**WHAT YOU WILL DO**
Which lines below hold the word "报警控制组件和供水"? Copy all of them.

**SUPPLIED DATA**

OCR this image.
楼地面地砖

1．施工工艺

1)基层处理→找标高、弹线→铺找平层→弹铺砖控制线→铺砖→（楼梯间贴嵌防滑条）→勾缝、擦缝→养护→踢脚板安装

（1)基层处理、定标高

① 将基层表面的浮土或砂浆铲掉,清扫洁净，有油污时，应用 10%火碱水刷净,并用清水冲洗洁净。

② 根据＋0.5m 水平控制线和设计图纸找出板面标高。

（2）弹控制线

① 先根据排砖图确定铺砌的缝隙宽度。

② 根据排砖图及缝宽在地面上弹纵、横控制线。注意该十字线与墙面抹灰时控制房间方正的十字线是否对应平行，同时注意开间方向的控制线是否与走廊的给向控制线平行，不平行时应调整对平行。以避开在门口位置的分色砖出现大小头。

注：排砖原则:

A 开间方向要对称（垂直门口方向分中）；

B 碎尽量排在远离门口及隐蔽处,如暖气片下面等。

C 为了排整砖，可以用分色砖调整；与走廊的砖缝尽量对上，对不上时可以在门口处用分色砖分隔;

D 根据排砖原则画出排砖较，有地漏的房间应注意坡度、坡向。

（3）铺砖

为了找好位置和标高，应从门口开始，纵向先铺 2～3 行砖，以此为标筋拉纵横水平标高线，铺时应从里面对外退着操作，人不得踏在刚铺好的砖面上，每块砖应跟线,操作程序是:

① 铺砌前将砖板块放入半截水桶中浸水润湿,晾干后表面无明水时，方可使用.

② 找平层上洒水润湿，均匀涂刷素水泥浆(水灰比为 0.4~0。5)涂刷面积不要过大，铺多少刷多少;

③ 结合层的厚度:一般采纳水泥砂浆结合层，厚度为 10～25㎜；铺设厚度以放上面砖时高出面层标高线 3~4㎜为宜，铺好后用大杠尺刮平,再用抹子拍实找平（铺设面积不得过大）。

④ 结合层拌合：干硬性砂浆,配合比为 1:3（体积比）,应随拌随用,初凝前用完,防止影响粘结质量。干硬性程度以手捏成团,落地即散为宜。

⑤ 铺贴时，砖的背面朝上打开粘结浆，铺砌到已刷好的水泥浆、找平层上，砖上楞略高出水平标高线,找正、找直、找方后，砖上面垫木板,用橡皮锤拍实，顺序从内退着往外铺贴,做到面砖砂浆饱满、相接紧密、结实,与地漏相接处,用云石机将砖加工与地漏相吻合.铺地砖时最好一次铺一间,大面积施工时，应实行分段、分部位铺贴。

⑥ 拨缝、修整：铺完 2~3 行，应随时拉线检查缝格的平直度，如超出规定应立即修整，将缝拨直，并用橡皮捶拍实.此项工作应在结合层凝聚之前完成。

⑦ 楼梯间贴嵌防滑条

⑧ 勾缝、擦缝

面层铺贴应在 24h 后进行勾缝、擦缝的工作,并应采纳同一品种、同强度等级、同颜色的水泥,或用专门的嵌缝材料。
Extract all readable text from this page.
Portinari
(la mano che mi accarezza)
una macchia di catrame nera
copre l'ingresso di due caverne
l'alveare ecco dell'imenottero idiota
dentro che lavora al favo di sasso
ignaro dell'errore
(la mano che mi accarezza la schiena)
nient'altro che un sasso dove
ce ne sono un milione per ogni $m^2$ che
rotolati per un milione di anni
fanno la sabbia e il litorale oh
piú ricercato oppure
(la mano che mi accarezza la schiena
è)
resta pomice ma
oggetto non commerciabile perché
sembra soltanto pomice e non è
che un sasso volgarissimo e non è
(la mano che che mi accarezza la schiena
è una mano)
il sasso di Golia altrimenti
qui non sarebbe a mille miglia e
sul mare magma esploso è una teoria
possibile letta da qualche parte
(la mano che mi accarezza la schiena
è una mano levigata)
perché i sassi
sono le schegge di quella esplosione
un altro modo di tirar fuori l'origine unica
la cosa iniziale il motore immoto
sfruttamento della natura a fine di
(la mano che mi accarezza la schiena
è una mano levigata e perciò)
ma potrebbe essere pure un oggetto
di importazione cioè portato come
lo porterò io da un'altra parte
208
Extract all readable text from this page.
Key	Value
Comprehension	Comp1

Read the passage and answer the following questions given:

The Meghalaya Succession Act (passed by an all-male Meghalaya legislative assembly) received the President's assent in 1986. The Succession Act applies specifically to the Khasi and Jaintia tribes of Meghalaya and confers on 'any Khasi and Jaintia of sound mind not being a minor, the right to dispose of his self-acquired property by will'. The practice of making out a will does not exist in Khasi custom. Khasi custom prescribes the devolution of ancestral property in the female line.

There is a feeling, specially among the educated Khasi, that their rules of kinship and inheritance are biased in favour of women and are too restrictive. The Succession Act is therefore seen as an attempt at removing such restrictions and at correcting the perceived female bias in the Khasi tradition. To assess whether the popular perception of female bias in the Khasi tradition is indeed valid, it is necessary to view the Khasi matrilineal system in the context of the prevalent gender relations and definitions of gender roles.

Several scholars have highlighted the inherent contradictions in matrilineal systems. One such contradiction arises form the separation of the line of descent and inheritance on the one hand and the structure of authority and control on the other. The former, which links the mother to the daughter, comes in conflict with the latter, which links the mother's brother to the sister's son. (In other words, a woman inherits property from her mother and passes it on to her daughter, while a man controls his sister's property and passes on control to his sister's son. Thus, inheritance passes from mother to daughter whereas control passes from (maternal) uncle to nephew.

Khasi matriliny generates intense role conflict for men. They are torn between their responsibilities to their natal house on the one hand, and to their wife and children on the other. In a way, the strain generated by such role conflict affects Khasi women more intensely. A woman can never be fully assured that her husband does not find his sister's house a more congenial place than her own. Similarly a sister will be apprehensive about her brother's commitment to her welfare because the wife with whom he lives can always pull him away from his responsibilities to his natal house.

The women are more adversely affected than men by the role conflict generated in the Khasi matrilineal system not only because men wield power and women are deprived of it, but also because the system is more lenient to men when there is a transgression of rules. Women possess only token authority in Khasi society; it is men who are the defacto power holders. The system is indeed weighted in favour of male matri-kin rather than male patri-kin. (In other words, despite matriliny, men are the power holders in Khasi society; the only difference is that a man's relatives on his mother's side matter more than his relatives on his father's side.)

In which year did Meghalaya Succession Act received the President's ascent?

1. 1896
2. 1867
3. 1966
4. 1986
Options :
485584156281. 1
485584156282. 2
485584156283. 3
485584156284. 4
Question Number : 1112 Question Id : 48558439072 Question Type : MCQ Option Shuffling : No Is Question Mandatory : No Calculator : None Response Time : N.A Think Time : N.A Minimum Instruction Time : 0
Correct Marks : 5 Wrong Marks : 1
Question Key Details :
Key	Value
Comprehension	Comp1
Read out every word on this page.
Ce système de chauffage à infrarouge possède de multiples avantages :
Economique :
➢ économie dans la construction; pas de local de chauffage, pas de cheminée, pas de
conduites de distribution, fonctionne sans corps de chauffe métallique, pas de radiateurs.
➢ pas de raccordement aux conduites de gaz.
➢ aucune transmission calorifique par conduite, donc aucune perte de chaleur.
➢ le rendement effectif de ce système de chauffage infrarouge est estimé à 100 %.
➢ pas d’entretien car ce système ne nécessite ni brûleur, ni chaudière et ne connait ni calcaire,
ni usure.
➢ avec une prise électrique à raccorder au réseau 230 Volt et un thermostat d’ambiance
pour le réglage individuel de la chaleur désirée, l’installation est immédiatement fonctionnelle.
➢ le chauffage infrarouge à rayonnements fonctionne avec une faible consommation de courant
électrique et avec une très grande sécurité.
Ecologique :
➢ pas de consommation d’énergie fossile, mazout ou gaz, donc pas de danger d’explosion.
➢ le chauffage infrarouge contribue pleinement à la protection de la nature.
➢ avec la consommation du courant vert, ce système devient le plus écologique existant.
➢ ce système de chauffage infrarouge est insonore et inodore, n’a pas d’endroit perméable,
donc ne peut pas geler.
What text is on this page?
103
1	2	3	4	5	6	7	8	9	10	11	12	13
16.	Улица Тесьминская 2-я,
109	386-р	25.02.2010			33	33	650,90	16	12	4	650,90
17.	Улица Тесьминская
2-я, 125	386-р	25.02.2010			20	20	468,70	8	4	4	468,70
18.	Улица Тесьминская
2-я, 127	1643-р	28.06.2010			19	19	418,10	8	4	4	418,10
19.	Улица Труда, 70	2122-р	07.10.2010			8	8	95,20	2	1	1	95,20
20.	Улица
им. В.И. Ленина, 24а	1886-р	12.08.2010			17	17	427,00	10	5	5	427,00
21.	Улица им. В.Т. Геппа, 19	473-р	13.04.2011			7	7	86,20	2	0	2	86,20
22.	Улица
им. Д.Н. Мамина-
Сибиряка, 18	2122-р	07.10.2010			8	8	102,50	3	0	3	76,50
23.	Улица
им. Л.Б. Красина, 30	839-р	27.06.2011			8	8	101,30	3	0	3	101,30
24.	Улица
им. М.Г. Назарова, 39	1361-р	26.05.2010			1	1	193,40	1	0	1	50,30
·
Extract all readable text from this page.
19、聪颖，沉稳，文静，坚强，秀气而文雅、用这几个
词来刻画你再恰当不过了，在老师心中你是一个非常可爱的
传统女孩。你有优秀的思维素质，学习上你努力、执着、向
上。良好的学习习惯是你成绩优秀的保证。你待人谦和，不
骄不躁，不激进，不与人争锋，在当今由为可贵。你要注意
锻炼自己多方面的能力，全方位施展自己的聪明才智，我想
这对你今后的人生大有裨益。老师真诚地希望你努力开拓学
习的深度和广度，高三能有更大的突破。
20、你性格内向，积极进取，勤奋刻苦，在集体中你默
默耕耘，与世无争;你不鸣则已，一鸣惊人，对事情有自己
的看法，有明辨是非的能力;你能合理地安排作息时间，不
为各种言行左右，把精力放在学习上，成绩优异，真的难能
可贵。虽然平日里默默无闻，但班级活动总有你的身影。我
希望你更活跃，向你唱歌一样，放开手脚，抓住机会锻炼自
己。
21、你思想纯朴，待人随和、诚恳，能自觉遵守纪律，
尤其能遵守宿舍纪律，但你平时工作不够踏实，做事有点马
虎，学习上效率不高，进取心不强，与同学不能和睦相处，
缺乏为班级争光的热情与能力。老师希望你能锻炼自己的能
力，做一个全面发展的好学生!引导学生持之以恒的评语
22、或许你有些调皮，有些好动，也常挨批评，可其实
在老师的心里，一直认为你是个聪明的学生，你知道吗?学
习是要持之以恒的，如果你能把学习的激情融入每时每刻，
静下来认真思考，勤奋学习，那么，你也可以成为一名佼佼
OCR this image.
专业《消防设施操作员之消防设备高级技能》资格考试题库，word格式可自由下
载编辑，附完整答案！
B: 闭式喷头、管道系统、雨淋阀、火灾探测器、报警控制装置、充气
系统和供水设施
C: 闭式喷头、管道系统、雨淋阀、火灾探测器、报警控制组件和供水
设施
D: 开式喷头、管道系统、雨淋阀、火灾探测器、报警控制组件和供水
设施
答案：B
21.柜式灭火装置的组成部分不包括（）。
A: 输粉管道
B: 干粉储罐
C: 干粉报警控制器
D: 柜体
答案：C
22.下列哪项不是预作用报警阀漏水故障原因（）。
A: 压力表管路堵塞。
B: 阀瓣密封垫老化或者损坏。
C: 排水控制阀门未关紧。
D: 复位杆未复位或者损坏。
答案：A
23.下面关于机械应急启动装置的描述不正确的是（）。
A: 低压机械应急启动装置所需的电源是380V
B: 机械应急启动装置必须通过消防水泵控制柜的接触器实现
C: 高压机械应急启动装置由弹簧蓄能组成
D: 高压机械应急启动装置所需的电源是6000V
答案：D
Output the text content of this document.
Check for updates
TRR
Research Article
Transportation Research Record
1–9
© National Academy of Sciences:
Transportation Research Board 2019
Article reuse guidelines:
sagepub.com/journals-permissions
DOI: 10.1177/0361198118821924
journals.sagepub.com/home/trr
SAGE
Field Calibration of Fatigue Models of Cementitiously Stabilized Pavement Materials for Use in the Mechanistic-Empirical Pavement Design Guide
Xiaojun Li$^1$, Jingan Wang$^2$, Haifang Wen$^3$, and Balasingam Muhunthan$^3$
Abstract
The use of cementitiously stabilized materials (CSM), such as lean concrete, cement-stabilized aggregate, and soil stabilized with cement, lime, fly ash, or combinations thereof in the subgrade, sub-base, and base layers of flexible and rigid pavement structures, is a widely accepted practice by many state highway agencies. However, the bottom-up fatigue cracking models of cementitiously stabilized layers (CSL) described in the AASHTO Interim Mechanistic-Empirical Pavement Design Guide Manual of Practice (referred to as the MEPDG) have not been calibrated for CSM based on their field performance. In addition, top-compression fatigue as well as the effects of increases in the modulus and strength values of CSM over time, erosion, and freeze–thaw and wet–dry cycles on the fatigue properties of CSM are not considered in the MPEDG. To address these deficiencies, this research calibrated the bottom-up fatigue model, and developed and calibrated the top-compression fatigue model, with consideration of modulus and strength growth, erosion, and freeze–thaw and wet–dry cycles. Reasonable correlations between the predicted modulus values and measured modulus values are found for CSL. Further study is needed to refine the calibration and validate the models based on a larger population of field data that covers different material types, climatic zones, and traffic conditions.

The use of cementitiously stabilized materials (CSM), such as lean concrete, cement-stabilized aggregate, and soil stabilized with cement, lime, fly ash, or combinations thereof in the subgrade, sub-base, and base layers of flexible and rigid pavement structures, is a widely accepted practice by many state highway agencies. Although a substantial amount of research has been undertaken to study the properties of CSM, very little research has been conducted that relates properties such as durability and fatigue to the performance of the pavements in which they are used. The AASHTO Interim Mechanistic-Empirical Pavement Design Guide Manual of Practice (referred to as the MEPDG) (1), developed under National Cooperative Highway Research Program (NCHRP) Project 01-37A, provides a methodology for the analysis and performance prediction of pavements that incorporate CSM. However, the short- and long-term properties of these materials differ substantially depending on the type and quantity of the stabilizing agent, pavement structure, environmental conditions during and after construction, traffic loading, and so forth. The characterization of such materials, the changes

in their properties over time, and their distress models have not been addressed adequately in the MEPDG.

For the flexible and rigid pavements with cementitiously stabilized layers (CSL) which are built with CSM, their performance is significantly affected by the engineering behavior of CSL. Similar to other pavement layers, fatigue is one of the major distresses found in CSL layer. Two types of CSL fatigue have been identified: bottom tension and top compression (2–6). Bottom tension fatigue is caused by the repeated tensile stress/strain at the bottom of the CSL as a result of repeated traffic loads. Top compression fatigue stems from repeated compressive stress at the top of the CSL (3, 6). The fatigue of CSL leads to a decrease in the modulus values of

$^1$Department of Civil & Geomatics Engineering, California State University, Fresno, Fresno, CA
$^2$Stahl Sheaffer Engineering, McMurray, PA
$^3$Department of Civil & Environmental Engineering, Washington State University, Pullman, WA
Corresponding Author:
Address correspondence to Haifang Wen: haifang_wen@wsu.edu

**ANSWER FOR THIS EXERCISE**
C: 闭式喷头、管道系统、雨淋阀、火灾探测器、报警控制组件和供水
D: 开式喷头、管道系统、雨淋阀、火灾探测器、报警控制组件和供水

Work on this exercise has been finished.